== Stored rows

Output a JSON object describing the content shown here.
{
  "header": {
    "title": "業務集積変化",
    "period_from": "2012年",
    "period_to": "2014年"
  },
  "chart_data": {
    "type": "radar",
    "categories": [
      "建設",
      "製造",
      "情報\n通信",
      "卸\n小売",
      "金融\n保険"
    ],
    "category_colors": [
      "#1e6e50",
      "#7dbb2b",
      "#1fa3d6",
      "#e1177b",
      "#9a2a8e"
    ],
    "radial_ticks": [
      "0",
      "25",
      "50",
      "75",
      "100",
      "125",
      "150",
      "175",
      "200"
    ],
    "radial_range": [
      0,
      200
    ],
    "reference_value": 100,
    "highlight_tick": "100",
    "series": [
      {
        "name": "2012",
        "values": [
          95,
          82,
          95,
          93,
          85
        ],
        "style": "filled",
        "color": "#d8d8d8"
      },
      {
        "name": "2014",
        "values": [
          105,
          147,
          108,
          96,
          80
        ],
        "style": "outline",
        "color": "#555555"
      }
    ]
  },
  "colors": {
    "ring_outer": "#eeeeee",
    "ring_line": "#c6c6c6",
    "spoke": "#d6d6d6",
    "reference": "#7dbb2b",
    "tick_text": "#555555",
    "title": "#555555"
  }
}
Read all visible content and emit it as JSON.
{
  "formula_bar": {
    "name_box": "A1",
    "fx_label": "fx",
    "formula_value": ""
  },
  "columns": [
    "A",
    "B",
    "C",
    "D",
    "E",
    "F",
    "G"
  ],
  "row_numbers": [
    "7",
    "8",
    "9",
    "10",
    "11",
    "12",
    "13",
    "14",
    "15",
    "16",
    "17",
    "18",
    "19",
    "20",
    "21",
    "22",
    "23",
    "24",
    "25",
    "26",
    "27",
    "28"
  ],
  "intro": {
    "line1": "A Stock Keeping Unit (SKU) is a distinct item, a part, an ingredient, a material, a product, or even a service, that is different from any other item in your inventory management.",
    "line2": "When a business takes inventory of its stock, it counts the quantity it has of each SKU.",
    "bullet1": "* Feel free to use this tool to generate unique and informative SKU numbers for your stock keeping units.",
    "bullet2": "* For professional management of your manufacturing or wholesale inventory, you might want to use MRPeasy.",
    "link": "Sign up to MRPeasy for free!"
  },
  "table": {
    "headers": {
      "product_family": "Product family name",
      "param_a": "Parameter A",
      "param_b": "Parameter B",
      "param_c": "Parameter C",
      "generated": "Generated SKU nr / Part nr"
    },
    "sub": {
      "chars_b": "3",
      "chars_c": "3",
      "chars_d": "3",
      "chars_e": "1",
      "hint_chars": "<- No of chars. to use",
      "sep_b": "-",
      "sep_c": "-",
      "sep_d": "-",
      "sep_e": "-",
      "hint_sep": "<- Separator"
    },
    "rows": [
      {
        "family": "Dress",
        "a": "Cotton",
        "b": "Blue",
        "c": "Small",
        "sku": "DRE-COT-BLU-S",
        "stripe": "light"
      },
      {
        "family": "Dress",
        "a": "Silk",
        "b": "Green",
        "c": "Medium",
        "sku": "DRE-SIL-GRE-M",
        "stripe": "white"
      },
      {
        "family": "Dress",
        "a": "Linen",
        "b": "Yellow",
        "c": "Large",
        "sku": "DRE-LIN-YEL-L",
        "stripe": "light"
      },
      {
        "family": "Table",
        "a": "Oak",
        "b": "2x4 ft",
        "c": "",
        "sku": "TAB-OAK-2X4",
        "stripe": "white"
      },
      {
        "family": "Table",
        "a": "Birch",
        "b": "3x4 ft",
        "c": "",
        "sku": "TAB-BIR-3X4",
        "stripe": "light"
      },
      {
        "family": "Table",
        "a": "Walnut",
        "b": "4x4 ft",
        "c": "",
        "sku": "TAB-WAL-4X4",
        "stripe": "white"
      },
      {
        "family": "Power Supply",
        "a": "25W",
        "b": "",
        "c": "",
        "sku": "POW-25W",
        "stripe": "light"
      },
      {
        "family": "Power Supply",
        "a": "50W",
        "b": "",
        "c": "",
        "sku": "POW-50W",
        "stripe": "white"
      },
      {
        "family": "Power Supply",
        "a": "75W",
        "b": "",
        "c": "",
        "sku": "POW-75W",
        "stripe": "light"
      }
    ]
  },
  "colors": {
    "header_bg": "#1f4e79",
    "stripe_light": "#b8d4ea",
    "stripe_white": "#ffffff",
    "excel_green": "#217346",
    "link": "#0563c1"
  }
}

====

Quote each line of the data above exactly as written.

Output a JSON object describing the content shown here.
{
  "header": {
    "title": "業務集積変化",
    "period_from": "2012年",
    "period_to": "2014年"
  },
  "chart_data": {
    "type": "radar",
    "categories": [
      "建設",
      "製造",
      "情報\n通信",
      "卸\n小売",
      "金融\n保険"
    ],
    "category_colors": [
      "#1e6e50",
      "#7dbb2b",
      "#1fa3d6",
      "#e1177b",
      "#9a2a8e"
    ],
    "radial_ticks": [
      "0",
      "25",
      "50",
      "75",
      "100",
      "125",
      "150",
      "175",
      "200"
    ],
    "radial_range": [
      0,
      200
    ],
    "reference_value": 100,
    "highlight_tick": "100",
    "series": [
      {
        "name": "2012",
        "values": [
          95,
          82,
          95,
          93,
          85
        ],
        "style": "filled",
        "color": "#d8d8d8"
      },
      {
        "name": "2014",
        "values": [
          105,
          147,
          108,
          96,
          80
        ],
        "style": "outline",
        "color": "#555555"
      }
    ]
  },
  "colors": {
    "ring_outer": "#eeeeee",
    "ring_line": "#c6c6c6",
    "spoke": "#d6d6d6",
    "reference": "#7dbb2b",
    "tick_text": "#555555",
    "title": "#555555"
  }
}
Read all visible content and emit it as JSON.
{
  "formula_bar": {
    "name_box": "A1",
    "fx_label": "fx",
    "formula_value": ""
  },
  "columns": [
    "A",
    "B",
    "C",
    "D",
    "E",
    "F",
    "G"
  ],
  "row_numbers": [
    "7",
    "8",
    "9",
    "10",
    "11",
    "12",
    "13",
    "14",
    "15",
    "16",
    "17",
    "18",
    "19",
    "20",
    "21",
    "22",
    "23",
    "24",
    "25",
    "26",
    "27",
    "28"
  ],
  "intro": {
    "line1": "A Stock Keeping Unit (SKU) is a distinct item, a part, an ingredient, a material, a product, or even a service, that is different from any other item in your inventory management.",
    "line2": "When a business takes inventory of its stock, it counts the quantity it has of each SKU.",
    "bullet1": "* Feel free to use this tool to generate unique and informative SKU numbers for your stock keeping units.",
    "bullet2": "* For professional management of your manufacturing or wholesale inventory, you might want to use MRPeasy.",
    "link": "Sign up to MRPeasy for free!"
  },
  "table": {
    "headers": {
      "product_family": "Product family name",
      "param_a": "Parameter A",
      "param_b": "Parameter B",
      "param_c": "Parameter C",
      "generated": "Generated SKU nr / Part nr"
    },
    "sub": {
      "chars_b": "3",
      "chars_c": "3",
      "chars_d": "3",
      "chars_e": "1",
      "hint_chars": "<- No of chars. to use",
      "sep_b": "-",
      "sep_c": "-",
      "sep_d": "-",
      "sep_e": "-",
      "hint_sep": "<- Separator"
    },
    "rows": [
      {
        "family": "Dress",
        "a": "Cotton",
        "b": "Blue",
        "c": "Small",
        "sku": "DRE-COT-BLU-S",
        "stripe": "light"
      },
      {
        "family": "Dress",
        "a": "Silk",
        "b": "Green",
        "c": "Medium",
        "sku": "DRE-SIL-GRE-M",
        "stripe": "white"
      },
      {
        "family": "Dress",
        "a": "Linen",
        "b": "Yellow",
        "c": "Large",
        "sku": "DRE-LIN-YEL-L",
        "stripe": "light"
      },
      {
        "family": "Table",
        "a": "Oak",
        "b": "2x4 ft",
        "c": "",
        "sku": "TAB-OAK-2X4",
        "stripe": "white"
      },
      {
        "family": "Table",
        "a": "Birch",
        "b": "3x4 ft",
        "c": "",
        "sku": "TAB-BIR-3X4",
        "stripe": "light"
      },
      {
        "family": "Table",
        "a": "Walnut",
        "b": "4x4 ft",
        "c": "",
        "sku": "TAB-WAL-4X4",
        "stripe": "white"
      },
      {
        "family": "Power Supply",
        "a": "25W",
        "b": "",
        "c": "",
        "sku": "POW-25W",
        "stripe": "light"
      },
      {
        "family": "Power Supply",
        "a": "50W",
        "b": "",
        "c": "",
        "sku": "POW-50W",
        "stripe": "white"
      },
      {
        "family": "Power Supply",
        "a": "75W",
        "b": "",
        "c": "",
        "sku": "POW-75W",
        "stripe": "light"
      }
    ]
  },
  "colors": {
    "header_bg": "#1f4e79",
    "stripe_light": "#b8d4ea",
    "stripe_white": "#ffffff",
    "excel_green": "#217346",
    "link": "#0563c1"
  }
}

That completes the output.